Give back the entire listing verbatim.

--- START OF MATERIAL SHOWN ---

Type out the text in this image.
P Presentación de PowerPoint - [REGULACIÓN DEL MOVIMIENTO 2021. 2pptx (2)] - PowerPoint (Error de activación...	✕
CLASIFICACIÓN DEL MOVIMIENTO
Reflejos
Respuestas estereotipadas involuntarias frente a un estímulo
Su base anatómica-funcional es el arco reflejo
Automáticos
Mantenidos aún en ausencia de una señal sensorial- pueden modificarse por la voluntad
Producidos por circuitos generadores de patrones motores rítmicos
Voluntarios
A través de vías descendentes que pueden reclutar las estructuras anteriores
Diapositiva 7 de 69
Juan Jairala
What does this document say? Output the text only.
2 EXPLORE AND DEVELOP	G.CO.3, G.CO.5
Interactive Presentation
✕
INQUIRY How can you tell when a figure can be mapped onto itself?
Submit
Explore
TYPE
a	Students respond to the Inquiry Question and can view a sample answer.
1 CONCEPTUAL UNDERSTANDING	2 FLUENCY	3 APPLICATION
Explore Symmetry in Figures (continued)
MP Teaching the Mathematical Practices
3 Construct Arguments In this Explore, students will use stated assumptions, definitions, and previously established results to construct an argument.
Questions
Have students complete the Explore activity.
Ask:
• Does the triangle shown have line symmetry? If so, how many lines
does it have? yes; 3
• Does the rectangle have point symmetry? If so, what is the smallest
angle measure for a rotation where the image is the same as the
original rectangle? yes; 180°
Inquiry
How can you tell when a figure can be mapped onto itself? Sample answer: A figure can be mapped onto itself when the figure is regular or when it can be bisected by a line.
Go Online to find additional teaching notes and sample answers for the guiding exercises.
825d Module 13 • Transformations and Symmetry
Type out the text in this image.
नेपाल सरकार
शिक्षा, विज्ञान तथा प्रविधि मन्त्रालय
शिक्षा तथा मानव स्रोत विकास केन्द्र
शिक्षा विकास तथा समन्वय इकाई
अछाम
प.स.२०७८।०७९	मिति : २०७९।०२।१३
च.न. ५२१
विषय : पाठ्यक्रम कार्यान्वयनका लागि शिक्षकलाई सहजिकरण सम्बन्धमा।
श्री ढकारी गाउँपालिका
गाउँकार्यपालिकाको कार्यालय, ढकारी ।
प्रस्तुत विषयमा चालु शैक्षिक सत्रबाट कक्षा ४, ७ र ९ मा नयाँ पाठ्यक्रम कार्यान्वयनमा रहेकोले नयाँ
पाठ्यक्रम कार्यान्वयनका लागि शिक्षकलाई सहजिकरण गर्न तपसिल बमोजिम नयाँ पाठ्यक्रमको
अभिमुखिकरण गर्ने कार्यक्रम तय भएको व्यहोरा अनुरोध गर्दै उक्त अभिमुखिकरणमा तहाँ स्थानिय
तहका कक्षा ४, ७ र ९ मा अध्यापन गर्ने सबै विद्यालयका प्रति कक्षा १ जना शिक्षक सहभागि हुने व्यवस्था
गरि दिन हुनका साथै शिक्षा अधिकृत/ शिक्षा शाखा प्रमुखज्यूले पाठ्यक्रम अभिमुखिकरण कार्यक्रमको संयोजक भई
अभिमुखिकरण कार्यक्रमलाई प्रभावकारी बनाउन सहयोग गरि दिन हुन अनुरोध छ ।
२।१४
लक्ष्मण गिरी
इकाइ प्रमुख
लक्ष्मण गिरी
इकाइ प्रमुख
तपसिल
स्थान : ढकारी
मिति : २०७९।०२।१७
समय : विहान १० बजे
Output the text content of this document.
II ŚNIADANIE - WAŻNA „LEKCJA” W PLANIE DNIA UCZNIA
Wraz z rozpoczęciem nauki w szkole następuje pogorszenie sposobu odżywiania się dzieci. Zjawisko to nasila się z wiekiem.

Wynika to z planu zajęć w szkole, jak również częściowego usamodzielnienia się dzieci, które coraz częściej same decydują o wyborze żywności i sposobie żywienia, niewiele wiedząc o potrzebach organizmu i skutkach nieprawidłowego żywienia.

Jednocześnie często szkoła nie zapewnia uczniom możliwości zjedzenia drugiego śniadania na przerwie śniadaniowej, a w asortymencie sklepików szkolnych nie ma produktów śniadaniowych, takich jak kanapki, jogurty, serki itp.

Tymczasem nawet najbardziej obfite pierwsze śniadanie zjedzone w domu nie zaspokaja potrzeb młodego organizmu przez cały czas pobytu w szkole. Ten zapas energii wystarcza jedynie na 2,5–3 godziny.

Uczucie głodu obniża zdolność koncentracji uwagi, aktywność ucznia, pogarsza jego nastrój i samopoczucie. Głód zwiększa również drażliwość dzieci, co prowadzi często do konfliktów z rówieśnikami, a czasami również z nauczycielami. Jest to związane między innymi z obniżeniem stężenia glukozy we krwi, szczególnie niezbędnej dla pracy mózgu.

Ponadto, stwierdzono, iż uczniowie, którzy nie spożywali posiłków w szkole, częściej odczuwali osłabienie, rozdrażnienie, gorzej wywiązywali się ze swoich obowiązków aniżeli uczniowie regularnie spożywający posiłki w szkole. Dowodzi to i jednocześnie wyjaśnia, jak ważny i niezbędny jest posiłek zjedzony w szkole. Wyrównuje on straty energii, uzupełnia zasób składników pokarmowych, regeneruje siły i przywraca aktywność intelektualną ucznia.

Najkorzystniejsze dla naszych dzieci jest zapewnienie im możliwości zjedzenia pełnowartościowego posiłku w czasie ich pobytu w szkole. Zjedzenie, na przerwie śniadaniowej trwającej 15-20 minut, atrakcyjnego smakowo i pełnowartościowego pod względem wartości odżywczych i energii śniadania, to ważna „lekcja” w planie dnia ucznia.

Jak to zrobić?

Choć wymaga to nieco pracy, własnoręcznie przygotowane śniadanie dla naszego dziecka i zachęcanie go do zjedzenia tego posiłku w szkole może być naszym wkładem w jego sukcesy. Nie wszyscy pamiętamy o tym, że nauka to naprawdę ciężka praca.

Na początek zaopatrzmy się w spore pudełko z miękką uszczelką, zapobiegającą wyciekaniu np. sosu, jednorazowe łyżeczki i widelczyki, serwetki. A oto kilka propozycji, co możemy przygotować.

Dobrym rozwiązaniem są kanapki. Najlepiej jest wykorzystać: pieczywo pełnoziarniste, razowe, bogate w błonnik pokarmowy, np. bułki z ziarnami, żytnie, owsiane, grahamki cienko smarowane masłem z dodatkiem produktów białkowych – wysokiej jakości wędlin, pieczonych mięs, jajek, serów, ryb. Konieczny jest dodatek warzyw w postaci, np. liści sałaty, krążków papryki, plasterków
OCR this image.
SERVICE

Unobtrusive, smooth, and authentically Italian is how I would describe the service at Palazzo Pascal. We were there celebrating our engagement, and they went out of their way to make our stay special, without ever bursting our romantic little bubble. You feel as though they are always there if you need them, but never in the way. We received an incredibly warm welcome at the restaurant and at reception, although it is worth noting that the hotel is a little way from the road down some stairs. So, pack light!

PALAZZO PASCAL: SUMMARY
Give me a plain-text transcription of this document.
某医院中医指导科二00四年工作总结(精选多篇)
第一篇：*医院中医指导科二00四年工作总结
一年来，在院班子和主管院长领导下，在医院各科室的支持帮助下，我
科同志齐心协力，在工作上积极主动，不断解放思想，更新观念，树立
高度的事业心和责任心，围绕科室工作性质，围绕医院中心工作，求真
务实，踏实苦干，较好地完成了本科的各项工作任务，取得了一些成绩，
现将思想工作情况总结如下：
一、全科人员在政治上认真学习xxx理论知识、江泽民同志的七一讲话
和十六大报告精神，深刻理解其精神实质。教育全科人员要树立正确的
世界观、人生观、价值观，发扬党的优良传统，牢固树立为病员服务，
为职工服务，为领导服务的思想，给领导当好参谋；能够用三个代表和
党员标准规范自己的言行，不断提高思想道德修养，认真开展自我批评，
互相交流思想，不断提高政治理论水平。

--- END OF MATERIAL SHOWN ---

OUTPUT.
Type out the text in this image.
P Presentación de PowerPoint - [REGULACIÓN DEL MOVIMIENTO 2021. 2pptx (2)] - PowerPoint (Error de activación...	✕
CLASIFICACIÓN DEL MOVIMIENTO
Reflejos
Respuestas estereotipadas involuntarias frente a un estímulo
Su base anatómica-funcional es el arco reflejo
Automáticos
Mantenidos aún en ausencia de una señal sensorial- pueden modificarse por la voluntad
Producidos por circuitos generadores de patrones motores rítmicos
Voluntarios
A través de vías descendentes que pueden reclutar las estructuras anteriores
Diapositiva 7 de 69
Juan Jairala
What does this document say? Output the text only.
2 EXPLORE AND DEVELOP	G.CO.3, G.CO.5
Interactive Presentation
✕
INQUIRY How can you tell when a figure can be mapped onto itself?
Submit
Explore
TYPE
a	Students respond to the Inquiry Question and can view a sample answer.
1 CONCEPTUAL UNDERSTANDING	2 FLUENCY	3 APPLICATION
Explore Symmetry in Figures (continued)
MP Teaching the Mathematical Practices
3 Construct Arguments In this Explore, students will use stated assumptions, definitions, and previously established results to construct an argument.
Questions
Have students complete the Explore activity.
Ask:
• Does the triangle shown have line symmetry? If so, how many lines
does it have? yes; 3
• Does the rectangle have point symmetry? If so, what is the smallest
angle measure for a rotation where the image is the same as the
original rectangle? yes; 180°
Inquiry
How can you tell when a figure can be mapped onto itself? Sample answer: A figure can be mapped onto itself when the figure is regular or when it can be bisected by a line.
Go Online to find additional teaching notes and sample answers for the guiding exercises.
825d Module 13 • Transformations and Symmetry
Type out the text in this image.
नेपाल सरकार
शिक्षा, विज्ञान तथा प्रविधि मन्त्रालय
शिक्षा तथा मानव स्रोत विकास केन्द्र
शिक्षा विकास तथा समन्वय इकाई
अछाम
प.स.२०७८।०७९	मिति : २०७९।०२।१३
च.न. ५२१
विषय : पाठ्यक्रम कार्यान्वयनका लागि शिक्षकलाई सहजिकरण सम्बन्धमा।
श्री ढकारी गाउँपालिका
गाउँकार्यपालिकाको कार्यालय, ढकारी ।
प्रस्तुत विषयमा चालु शैक्षिक सत्रबाट कक्षा ४, ७ र ९ मा नयाँ पाठ्यक्रम कार्यान्वयनमा रहेकोले नयाँ
पाठ्यक्रम कार्यान्वयनका लागि शिक्षकलाई सहजिकरण गर्न तपसिल बमोजिम नयाँ पाठ्यक्रमको
अभिमुखिकरण गर्ने कार्यक्रम तय भएको व्यहोरा अनुरोध गर्दै उक्त अभिमुखिकरणमा तहाँ स्थानिय
तहका कक्षा ४, ७ र ९ मा अध्यापन गर्ने सबै विद्यालयका प्रति कक्षा १ जना शिक्षक सहभागि हुने व्यवस्था
गरि दिन हुनका साथै शिक्षा अधिकृत/ शिक्षा शाखा प्रमुखज्यूले पाठ्यक्रम अभिमुखिकरण कार्यक्रमको संयोजक भई
अभिमुखिकरण कार्यक्रमलाई प्रभावकारी बनाउन सहयोग गरि दिन हुन अनुरोध छ ।
२।१४
लक्ष्मण गिरी
इकाइ प्रमुख
लक्ष्मण गिरी
इकाइ प्रमुख
तपसिल
स्थान : ढकारी
मिति : २०७९।०२।१७
समय : विहान १० बजे
Output the text content of this document.
II ŚNIADANIE - WAŻNA „LEKCJA” W PLANIE DNIA UCZNIA
Wraz z rozpoczęciem nauki w szkole następuje pogorszenie sposobu odżywiania się dzieci. Zjawisko to nasila się z wiekiem.

Wynika to z planu zajęć w szkole, jak również częściowego usamodzielnienia się dzieci, które coraz częściej same decydują o wyborze żywności i sposobie żywienia, niewiele wiedząc o potrzebach organizmu i skutkach nieprawidłowego żywienia.

Jednocześnie często szkoła nie zapewnia uczniom możliwości zjedzenia drugiego śniadania na przerwie śniadaniowej, a w asortymencie sklepików szkolnych nie ma produktów śniadaniowych, takich jak kanapki, jogurty, serki itp.

Tymczasem nawet najbardziej obfite pierwsze śniadanie zjedzone w domu nie zaspokaja potrzeb młodego organizmu przez cały czas pobytu w szkole. Ten zapas energii wystarcza jedynie na 2,5–3 godziny.

Uczucie głodu obniża zdolność koncentracji uwagi, aktywność ucznia, pogarsza jego nastrój i samopoczucie. Głód zwiększa również drażliwość dzieci, co prowadzi często do konfliktów z rówieśnikami, a czasami również z nauczycielami. Jest to związane między innymi z obniżeniem stężenia glukozy we krwi, szczególnie niezbędnej dla pracy mózgu.

Ponadto, stwierdzono, iż uczniowie, którzy nie spożywali posiłków w szkole, częściej odczuwali osłabienie, rozdrażnienie, gorzej wywiązywali się ze swoich obowiązków aniżeli uczniowie regularnie spożywający posiłki w szkole. Dowodzi to i jednocześnie wyjaśnia, jak ważny i niezbędny jest posiłek zjedzony w szkole. Wyrównuje on straty energii, uzupełnia zasób składników pokarmowych, regeneruje siły i przywraca aktywność intelektualną ucznia.

Najkorzystniejsze dla naszych dzieci jest zapewnienie im możliwości zjedzenia pełnowartościowego posiłku w czasie ich pobytu w szkole. Zjedzenie, na przerwie śniadaniowej trwającej 15-20 minut, atrakcyjnego smakowo i pełnowartościowego pod względem wartości odżywczych i energii śniadania, to ważna „lekcja” w planie dnia ucznia.

Jak to zrobić?

Choć wymaga to nieco pracy, własnoręcznie przygotowane śniadanie dla naszego dziecka i zachęcanie go do zjedzenia tego posiłku w szkole może być naszym wkładem w jego sukcesy. Nie wszyscy pamiętamy o tym, że nauka to naprawdę ciężka praca.

Na początek zaopatrzmy się w spore pudełko z miękką uszczelką, zapobiegającą wyciekaniu np. sosu, jednorazowe łyżeczki i widelczyki, serwetki. A oto kilka propozycji, co możemy przygotować.

Dobrym rozwiązaniem są kanapki. Najlepiej jest wykorzystać: pieczywo pełnoziarniste, razowe, bogate w błonnik pokarmowy, np. bułki z ziarnami, żytnie, owsiane, grahamki cienko smarowane masłem z dodatkiem produktów białkowych – wysokiej jakości wędlin, pieczonych mięs, jajek, serów, ryb. Konieczny jest dodatek warzyw w postaci, np. liści sałaty, krążków papryki, plasterków
OCR this image.
SERVICE

Unobtrusive, smooth, and authentically Italian is how I would describe the service at Palazzo Pascal. We were there celebrating our engagement, and they went out of their way to make our stay special, without ever bursting our romantic little bubble. You feel as though they are always there if you need them, but never in the way. We received an incredibly warm welcome at the restaurant and at reception, although it is worth noting that the hotel is a little way from the road down some stairs. So, pack light!

PALAZZO PASCAL: SUMMARY
Give me a plain-text transcription of this document.
某医院中医指导科二00四年工作总结(精选多篇)
第一篇：*医院中医指导科二00四年工作总结
一年来，在院班子和主管院长领导下，在医院各科室的支持帮助下，我
科同志齐心协力，在工作上积极主动，不断解放思想，更新观念，树立
高度的事业心和责任心，围绕科室工作性质，围绕医院中心工作，求真
务实，踏实苦干，较好地完成了本科的各项工作任务，取得了一些成绩，
现将思想工作情况总结如下：
一、全科人员在政治上认真学习xxx理论知识、江泽民同志的七一讲话
和十六大报告精神，深刻理解其精神实质。教育全科人员要树立正确的
世界观、人生观、价值观，发扬党的优良传统，牢固树立为病员服务，
为职工服务，为领导服务的思想，给领导当好参谋；能够用三个代表和
党员标准规范自己的言行，不断提高思想道德修养，认真开展自我批评，
互相交流思想，不断提高政治理论水平。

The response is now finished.